> **TASK TO COMPLETE**
Output every line of the entries from the line containing "Serialize everything readable" through the last, exactly, with no other content.

=== SUPPLIED INFORMATION ===

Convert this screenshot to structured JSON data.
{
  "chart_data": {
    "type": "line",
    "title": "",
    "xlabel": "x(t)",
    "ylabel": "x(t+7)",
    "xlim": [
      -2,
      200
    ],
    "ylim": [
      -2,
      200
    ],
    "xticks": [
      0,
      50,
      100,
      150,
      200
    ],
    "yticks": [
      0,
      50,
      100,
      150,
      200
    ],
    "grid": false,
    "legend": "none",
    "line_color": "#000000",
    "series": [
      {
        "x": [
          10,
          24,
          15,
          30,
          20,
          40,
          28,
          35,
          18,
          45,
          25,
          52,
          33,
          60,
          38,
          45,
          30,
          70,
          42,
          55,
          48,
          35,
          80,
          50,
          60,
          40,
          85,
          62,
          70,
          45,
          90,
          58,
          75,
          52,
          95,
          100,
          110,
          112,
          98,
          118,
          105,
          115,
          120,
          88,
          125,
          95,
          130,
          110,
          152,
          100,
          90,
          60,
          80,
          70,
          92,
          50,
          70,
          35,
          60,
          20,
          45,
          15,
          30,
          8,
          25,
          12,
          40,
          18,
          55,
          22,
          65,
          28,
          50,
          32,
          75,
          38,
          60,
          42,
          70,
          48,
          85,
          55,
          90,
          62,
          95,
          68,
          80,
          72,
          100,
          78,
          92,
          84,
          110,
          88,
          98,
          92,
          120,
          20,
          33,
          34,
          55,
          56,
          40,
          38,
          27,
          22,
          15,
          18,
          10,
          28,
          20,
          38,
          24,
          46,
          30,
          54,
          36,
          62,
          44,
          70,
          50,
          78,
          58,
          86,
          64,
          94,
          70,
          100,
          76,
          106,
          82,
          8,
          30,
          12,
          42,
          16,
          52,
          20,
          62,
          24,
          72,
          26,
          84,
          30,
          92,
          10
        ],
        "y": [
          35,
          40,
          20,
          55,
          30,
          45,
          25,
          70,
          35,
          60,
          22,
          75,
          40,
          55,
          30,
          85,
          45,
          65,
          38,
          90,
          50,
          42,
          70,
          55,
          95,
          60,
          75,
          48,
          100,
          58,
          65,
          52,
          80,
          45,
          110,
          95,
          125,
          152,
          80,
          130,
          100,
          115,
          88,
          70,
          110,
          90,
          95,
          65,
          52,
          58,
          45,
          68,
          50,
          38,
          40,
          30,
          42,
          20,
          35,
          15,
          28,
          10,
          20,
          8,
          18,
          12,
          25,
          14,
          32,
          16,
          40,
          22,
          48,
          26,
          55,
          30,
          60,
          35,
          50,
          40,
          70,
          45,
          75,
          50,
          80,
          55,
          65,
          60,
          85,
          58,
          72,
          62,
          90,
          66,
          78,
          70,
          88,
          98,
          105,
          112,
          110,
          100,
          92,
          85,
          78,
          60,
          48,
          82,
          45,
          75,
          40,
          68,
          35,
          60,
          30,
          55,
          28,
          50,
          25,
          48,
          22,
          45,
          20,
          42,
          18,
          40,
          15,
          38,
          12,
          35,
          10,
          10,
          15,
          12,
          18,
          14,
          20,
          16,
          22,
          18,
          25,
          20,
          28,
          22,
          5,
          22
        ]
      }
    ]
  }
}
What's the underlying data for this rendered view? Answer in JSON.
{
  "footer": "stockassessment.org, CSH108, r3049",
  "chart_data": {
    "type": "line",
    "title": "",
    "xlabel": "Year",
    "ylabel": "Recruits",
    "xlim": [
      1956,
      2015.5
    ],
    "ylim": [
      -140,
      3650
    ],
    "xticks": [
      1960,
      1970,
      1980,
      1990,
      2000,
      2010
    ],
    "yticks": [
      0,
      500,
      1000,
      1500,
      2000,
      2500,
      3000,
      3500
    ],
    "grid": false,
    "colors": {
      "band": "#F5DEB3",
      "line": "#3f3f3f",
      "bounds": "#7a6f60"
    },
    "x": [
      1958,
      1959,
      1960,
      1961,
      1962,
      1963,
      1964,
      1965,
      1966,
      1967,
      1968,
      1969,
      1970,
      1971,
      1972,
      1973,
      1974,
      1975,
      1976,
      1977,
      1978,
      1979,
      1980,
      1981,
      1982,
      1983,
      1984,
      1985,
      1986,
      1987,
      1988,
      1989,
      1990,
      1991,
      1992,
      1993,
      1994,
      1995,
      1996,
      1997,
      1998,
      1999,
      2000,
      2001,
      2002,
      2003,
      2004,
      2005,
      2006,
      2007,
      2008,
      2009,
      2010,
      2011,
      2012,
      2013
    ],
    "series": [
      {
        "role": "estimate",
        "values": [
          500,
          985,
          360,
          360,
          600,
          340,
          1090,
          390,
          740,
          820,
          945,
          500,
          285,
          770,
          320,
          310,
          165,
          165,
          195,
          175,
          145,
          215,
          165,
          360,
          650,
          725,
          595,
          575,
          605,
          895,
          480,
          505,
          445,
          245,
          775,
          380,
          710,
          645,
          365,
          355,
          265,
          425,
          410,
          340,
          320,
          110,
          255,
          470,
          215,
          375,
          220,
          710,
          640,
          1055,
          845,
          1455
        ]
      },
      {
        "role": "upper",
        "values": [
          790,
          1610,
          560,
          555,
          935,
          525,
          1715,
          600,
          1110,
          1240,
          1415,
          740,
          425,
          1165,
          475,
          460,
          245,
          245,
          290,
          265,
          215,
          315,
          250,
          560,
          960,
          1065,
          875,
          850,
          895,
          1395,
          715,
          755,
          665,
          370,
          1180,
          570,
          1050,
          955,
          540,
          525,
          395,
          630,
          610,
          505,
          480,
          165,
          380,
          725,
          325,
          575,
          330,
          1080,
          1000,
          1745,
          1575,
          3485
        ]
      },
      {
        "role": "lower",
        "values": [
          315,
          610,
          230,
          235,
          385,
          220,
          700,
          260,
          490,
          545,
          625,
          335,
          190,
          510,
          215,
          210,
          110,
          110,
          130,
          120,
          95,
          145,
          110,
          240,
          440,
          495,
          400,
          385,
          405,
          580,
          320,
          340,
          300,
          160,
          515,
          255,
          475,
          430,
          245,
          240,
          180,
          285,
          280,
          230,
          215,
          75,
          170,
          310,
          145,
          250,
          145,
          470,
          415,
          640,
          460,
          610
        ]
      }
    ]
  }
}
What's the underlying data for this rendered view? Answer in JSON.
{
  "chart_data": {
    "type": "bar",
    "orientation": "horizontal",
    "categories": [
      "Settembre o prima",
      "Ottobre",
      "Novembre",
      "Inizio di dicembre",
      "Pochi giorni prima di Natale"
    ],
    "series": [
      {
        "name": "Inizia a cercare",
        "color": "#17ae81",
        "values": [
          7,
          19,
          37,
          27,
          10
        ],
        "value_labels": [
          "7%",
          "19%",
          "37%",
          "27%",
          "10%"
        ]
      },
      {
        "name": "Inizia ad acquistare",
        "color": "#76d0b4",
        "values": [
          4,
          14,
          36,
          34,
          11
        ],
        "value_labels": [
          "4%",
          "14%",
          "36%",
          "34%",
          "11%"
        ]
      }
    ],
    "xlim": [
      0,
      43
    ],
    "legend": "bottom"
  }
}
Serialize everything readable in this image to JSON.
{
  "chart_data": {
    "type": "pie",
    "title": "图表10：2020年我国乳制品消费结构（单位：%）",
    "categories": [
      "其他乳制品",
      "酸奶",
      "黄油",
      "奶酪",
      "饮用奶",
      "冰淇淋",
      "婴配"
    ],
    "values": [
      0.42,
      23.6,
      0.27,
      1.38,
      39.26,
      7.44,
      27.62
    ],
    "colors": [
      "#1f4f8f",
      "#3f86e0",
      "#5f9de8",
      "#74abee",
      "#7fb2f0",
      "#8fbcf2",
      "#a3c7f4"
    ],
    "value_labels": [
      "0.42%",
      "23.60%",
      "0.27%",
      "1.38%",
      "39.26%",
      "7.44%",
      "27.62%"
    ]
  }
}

===

> **REPLY**
Serialize everything readable in this image to JSON.
{
  "chart_data": {
    "type": "pie",
    "title": "图表10：2020年我国乳制品消费结构（单位：%）",
    "categories": [
      "其他乳制品",
      "酸奶",
      "黄油",
      "奶酪",
      "饮用奶",
      "冰淇淋",
      "婴配"
    ],
    "values": [
      0.42,
      23.6,
      0.27,
      1.38,
      39.26,
      7.44,
      27.62
    ],
    "colors": [
      "#1f4f8f",
      "#3f86e0",
      "#5f9de8",
      "#74abee",
      "#7fb2f0",
      "#8fbcf2",
      "#a3c7f4"
    ],
    "value_labels": [
      "0.42%",
      "23.60%",
      "0.27%",
      "1.38%",
      "39.26%",
      "7.44%",
      "27.62%"
    ]
  }
}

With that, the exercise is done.